▶ **Data supplied**

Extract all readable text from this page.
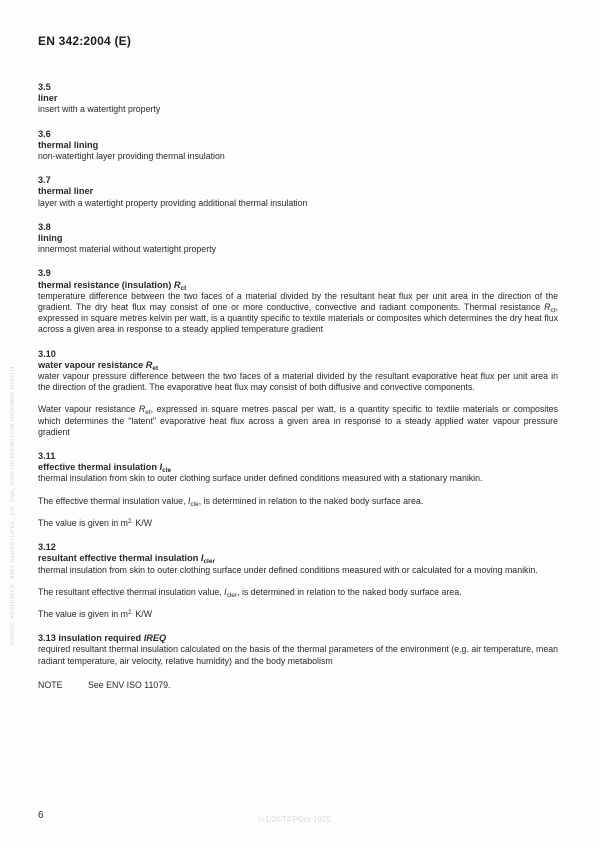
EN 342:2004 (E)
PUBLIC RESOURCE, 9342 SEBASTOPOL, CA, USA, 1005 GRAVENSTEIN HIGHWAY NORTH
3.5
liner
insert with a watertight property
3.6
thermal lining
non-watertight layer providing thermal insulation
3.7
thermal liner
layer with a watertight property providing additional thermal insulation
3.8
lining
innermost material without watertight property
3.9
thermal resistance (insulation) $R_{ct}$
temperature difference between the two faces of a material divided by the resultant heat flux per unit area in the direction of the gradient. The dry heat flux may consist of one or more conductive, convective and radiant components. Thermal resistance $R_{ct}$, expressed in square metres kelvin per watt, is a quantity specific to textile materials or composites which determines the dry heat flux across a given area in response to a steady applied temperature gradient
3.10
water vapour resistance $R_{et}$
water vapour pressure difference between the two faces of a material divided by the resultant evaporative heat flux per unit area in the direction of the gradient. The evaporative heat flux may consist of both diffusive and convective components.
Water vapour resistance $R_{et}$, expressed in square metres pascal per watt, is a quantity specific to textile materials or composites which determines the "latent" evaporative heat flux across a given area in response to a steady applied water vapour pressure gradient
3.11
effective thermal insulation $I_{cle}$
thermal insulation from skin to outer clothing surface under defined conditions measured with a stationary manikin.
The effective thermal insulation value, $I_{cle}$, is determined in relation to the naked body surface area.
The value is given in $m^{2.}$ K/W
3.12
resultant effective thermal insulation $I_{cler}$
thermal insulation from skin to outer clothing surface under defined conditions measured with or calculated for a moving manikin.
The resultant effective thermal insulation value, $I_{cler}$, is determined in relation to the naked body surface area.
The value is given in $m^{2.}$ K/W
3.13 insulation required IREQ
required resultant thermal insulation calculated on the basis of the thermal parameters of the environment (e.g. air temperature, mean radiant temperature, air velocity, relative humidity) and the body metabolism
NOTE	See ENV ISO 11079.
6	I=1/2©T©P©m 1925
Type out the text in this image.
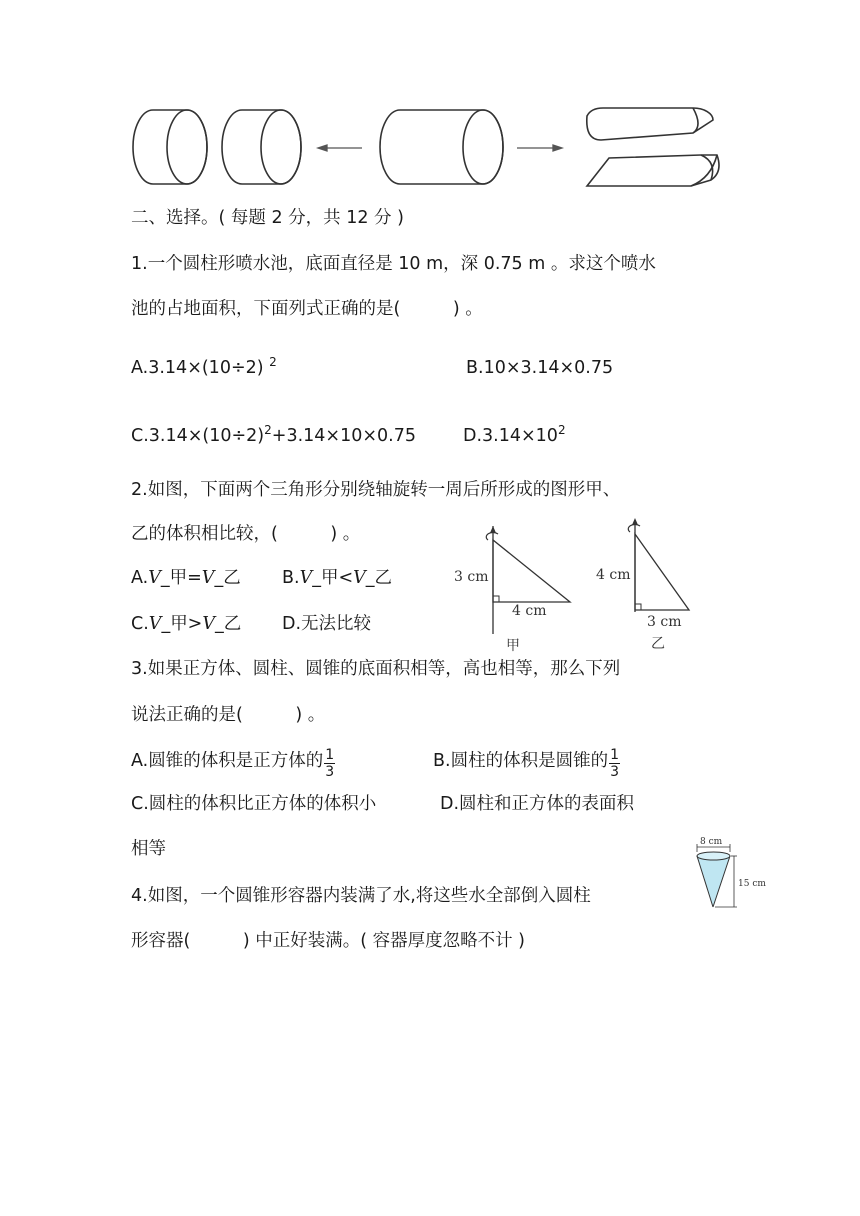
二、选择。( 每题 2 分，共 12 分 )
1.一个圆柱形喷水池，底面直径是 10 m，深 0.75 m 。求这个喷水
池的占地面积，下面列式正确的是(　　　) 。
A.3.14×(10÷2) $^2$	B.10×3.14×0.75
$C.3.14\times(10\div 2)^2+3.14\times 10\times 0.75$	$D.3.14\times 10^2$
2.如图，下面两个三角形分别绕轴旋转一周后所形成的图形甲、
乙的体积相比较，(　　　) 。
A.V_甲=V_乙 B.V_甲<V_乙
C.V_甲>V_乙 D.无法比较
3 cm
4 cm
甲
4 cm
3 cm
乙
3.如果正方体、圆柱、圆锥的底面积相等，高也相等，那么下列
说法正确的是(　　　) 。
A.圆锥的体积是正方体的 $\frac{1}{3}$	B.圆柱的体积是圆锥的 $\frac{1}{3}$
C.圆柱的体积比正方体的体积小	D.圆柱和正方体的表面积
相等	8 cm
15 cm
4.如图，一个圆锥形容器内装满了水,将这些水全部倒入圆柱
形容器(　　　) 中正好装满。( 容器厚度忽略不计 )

▶ **Written task**
Working from the line that contains "Type out the text in this image." to the last line of the listing, please quote each line exactly, pictures excluded.

▶ **Answer to the problem**
Type out the text in this image.
二、选择。( 每题 2 分，共 12 分 )
1.一个圆柱形喷水池，底面直径是 10 m，深 0.75 m 。求这个喷水
池的占地面积，下面列式正确的是(　　　) 。
A.3.14×(10÷2) $^2$	B.10×3.14×0.75
$C.3.14\times(10\div 2)^2+3.14\times 10\times 0.75$	$D.3.14\times 10^2$
2.如图，下面两个三角形分别绕轴旋转一周后所形成的图形甲、
乙的体积相比较，(　　　) 。
A.V_甲=V_乙 B.V_甲<V_乙
C.V_甲>V_乙 D.无法比较
3 cm
4 cm
甲
4 cm
3 cm
乙
3.如果正方体、圆柱、圆锥的底面积相等，高也相等，那么下列
说法正确的是(　　　) 。
A.圆锥的体积是正方体的 $\frac{1}{3}$	B.圆柱的体积是圆锥的 $\frac{1}{3}$
C.圆柱的体积比正方体的体积小	D.圆柱和正方体的表面积
相等	8 cm
15 cm
4.如图，一个圆锥形容器内装满了水,将这些水全部倒入圆柱
形容器(　　　) 中正好装满。( 容器厚度忽略不计 )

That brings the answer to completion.